[Excerpt]
*****
The president added, “it would be better served if billions of dollars in free media came with serious accountability, especially when politicians issue unworkable plans or make promises they can’t keep.”

Obama is alluding to the massive amounts of earned media Trump’s campaign has earned compared to other candidates. According to The New York Times, Trump has received $2 billion worth of free media thru March 15. In the same time Hillary Clinton had $746 million worth of earned media.

During his speech the president worried that the chase for profits cheapens journalism. “Part of the independence of the Fourth Estate is that it is not government-controlled, and media companies thereby have an obligation to pursue profits on behalf of their shareholders, ” Obama said.

He then added the media, “also has an obligation to invest a good chunk of that profit back into news and back into public affairs.”
*****
[Extracted records]
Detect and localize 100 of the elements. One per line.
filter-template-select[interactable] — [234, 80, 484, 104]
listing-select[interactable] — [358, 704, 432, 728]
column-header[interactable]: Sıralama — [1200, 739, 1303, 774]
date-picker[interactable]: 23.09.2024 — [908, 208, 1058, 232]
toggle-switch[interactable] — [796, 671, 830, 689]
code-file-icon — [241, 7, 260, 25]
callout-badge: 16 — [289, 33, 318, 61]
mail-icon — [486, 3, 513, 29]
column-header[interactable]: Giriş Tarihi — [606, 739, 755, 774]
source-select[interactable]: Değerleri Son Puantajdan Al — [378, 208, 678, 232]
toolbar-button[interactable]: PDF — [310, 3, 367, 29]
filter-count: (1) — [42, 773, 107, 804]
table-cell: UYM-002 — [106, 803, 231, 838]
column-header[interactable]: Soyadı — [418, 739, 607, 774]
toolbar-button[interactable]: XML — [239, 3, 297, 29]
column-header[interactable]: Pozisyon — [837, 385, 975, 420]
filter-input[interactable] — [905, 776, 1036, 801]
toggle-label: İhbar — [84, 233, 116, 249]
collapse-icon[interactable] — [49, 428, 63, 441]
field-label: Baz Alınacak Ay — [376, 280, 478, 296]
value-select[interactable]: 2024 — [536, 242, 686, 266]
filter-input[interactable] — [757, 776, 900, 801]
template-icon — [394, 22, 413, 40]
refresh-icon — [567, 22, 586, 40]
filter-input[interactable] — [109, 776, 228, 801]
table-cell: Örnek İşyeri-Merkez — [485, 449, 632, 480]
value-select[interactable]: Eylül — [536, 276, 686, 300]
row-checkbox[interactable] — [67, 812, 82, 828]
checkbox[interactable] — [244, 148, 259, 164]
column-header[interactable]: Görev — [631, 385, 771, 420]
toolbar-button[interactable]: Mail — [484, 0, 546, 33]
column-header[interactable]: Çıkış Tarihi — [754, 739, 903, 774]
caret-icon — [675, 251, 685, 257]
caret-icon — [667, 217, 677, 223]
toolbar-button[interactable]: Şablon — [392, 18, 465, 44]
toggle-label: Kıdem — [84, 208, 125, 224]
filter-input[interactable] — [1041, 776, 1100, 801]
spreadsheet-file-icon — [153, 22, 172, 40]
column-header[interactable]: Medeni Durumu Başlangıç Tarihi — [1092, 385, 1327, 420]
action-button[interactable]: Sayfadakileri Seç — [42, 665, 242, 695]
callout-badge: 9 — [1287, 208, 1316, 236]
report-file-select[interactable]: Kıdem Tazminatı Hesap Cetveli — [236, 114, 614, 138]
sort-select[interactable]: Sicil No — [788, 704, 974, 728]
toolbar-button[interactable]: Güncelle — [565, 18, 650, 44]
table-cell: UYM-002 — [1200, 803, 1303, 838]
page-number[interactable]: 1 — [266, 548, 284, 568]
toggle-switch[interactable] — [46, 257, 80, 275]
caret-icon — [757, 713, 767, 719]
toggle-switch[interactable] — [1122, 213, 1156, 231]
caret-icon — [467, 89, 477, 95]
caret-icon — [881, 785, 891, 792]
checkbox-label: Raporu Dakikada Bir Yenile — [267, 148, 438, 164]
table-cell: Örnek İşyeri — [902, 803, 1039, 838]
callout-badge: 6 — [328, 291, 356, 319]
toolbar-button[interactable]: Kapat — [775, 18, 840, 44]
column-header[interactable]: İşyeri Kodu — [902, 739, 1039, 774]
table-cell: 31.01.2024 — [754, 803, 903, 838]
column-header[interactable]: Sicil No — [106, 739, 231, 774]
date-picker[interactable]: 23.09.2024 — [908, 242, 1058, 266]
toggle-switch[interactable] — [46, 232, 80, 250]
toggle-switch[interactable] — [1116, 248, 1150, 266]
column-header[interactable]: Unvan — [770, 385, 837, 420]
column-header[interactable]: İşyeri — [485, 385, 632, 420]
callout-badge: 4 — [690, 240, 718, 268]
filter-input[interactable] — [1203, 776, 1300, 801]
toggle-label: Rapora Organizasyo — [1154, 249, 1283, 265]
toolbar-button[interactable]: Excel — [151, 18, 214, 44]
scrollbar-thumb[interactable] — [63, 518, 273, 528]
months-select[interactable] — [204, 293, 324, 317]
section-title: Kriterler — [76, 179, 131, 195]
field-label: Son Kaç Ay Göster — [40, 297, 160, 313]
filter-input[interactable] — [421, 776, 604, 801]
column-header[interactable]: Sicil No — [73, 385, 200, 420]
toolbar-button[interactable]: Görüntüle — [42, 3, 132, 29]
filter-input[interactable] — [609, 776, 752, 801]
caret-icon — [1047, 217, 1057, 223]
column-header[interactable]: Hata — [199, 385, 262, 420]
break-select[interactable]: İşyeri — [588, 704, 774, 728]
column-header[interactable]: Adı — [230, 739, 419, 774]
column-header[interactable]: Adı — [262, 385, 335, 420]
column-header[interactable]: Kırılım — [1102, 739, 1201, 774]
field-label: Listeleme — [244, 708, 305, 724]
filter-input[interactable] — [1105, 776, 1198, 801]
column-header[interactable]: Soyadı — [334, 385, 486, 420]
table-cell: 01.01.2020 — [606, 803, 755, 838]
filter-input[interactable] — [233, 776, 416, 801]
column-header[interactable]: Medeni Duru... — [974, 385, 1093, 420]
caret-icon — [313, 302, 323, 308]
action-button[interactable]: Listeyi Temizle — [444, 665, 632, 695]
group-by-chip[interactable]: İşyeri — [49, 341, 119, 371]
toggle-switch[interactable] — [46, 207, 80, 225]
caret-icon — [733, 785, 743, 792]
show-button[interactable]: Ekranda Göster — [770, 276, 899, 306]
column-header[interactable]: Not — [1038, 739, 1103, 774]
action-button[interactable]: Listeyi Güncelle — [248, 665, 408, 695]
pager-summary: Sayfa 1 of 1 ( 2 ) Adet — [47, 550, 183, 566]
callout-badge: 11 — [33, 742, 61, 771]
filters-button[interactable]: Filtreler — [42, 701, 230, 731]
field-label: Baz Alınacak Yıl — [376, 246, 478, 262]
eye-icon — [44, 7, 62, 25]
*****
[Problem requirements] Continue the passage on Obama's remarks about media coverage, starting after its final sentence.

[Reply to the exercise]
Obama in his speech said a job not well done by the press causes politician’s promises to go undone. “Without a press that asks tough questions, voters take them at their word.  When people put their faith in someone who can’t possibly deliver on his or her promises, that only breeds more cynicism, ” the president said in his remarks. (RELATED: President Obama DELETED His Website Telling American People They Could Keep Their Plans)

President Obama spoke in the speech about how politics has always been “tough” in the U.S. The president, though, went on to say that the current political climate, “does corrode our democracy and our society.”

“So it’s worth asking ourselves what each of us — as politicians or journalists, but most of all, as citizens — may have done to contribute to this atmosphere in our politics,” Obama said.

Two weeks ago, the president said he “certainly [has] not contributed” to the tone of politics.